== CHALLENGE ==
Search the entries below. Return every line that has "total" in it.

[Stored data entries]
□ □ □
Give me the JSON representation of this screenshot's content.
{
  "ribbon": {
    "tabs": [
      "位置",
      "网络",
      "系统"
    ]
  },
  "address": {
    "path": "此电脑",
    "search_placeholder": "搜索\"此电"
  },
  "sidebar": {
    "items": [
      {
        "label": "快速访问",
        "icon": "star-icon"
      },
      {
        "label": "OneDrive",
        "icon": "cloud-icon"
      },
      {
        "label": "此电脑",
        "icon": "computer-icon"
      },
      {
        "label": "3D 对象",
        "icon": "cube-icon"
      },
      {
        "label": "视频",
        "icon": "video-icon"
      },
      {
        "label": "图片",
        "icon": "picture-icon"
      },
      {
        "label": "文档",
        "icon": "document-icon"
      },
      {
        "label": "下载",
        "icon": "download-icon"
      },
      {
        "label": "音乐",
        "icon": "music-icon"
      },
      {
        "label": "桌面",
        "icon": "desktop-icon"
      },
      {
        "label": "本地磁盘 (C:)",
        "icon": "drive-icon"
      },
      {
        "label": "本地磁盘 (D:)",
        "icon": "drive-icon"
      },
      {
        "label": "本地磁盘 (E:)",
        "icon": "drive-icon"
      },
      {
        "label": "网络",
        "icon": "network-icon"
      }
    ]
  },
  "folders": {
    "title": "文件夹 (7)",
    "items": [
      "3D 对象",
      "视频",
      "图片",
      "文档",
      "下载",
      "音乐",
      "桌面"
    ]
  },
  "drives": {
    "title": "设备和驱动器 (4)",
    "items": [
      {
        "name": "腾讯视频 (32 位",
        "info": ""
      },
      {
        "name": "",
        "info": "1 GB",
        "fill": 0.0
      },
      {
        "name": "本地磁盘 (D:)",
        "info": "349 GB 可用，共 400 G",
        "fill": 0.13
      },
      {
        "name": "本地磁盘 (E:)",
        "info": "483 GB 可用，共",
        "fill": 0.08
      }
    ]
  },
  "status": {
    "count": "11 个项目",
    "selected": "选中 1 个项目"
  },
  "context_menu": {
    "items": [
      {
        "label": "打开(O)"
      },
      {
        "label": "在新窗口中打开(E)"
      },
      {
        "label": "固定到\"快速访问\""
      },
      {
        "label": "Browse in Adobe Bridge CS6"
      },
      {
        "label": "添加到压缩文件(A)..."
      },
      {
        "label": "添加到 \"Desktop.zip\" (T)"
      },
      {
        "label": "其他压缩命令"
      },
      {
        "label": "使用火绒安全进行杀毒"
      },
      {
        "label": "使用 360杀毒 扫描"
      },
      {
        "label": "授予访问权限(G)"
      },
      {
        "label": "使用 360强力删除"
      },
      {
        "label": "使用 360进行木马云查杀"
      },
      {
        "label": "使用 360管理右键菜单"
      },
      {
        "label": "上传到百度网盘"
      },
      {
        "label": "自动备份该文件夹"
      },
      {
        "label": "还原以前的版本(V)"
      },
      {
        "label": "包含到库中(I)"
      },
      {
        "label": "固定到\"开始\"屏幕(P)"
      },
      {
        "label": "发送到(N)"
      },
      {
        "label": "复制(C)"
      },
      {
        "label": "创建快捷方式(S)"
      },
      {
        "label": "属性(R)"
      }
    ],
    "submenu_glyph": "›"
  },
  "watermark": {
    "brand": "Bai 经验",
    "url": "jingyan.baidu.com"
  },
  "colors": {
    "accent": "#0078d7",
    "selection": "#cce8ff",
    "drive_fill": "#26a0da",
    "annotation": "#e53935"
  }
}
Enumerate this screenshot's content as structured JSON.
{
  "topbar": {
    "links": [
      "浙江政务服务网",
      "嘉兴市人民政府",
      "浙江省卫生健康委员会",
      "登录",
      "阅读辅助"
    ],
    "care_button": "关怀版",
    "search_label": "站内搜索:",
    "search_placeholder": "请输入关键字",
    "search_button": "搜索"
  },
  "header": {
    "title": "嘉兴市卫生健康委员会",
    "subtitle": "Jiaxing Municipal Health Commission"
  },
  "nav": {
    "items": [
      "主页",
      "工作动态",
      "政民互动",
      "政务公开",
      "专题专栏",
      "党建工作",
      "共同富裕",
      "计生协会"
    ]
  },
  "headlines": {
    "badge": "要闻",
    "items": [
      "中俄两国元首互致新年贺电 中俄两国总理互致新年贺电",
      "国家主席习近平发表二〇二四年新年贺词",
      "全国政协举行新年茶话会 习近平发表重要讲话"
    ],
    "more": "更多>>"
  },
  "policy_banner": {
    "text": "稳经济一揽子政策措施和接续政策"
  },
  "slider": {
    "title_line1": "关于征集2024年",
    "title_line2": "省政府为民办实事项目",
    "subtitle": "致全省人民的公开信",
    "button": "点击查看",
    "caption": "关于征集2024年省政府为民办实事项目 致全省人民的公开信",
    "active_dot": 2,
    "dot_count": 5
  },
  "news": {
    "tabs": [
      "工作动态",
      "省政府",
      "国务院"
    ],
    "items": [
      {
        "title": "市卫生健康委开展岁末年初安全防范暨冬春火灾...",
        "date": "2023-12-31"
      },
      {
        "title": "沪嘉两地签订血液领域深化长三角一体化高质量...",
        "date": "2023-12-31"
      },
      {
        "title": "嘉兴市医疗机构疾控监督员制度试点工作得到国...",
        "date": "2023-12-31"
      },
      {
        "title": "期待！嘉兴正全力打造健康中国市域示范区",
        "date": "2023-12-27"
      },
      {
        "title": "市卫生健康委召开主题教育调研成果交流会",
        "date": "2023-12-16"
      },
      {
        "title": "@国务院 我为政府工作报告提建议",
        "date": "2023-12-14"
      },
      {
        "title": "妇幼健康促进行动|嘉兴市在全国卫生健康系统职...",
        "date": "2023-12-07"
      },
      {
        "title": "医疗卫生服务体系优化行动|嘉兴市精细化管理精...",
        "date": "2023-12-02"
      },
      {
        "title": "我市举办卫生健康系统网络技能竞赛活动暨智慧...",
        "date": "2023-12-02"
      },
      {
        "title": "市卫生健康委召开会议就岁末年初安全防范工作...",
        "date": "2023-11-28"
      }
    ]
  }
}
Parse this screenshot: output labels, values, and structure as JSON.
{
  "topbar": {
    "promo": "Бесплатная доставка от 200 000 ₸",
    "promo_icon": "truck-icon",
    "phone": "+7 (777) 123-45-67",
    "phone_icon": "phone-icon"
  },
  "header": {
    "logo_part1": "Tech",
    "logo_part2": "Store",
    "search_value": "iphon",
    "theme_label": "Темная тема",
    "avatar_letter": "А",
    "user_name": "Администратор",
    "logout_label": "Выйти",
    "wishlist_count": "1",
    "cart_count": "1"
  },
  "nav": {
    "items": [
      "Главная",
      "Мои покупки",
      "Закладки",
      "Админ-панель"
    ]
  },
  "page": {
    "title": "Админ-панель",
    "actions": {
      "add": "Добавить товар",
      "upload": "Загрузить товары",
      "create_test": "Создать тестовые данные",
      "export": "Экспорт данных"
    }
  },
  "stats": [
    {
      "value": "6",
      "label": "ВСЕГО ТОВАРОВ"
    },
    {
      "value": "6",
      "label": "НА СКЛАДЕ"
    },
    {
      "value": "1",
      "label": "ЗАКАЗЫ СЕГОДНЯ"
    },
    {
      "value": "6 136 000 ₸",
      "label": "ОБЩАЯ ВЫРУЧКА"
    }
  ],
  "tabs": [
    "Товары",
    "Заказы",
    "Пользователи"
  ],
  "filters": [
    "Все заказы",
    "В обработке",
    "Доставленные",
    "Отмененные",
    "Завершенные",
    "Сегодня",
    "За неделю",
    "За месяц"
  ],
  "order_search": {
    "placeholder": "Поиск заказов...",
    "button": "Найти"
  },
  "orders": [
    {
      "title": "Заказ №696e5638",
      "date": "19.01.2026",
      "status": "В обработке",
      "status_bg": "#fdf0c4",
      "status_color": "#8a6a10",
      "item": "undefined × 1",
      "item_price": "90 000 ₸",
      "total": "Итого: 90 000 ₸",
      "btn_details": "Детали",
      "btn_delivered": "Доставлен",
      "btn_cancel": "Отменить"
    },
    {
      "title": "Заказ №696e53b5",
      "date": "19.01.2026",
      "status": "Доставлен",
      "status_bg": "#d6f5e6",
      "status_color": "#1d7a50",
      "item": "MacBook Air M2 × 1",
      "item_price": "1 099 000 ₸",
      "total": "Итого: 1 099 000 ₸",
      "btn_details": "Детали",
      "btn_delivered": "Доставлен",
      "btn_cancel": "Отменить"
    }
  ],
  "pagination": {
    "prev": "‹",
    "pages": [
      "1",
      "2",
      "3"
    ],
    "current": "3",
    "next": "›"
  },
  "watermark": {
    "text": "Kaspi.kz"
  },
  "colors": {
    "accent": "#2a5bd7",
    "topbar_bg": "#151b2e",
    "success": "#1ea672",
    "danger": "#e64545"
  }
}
□ □ □
== RESULT ==
      "total": "Итого: 90 000 ₸",
      "total": "Итого: 1 099 000 ₸",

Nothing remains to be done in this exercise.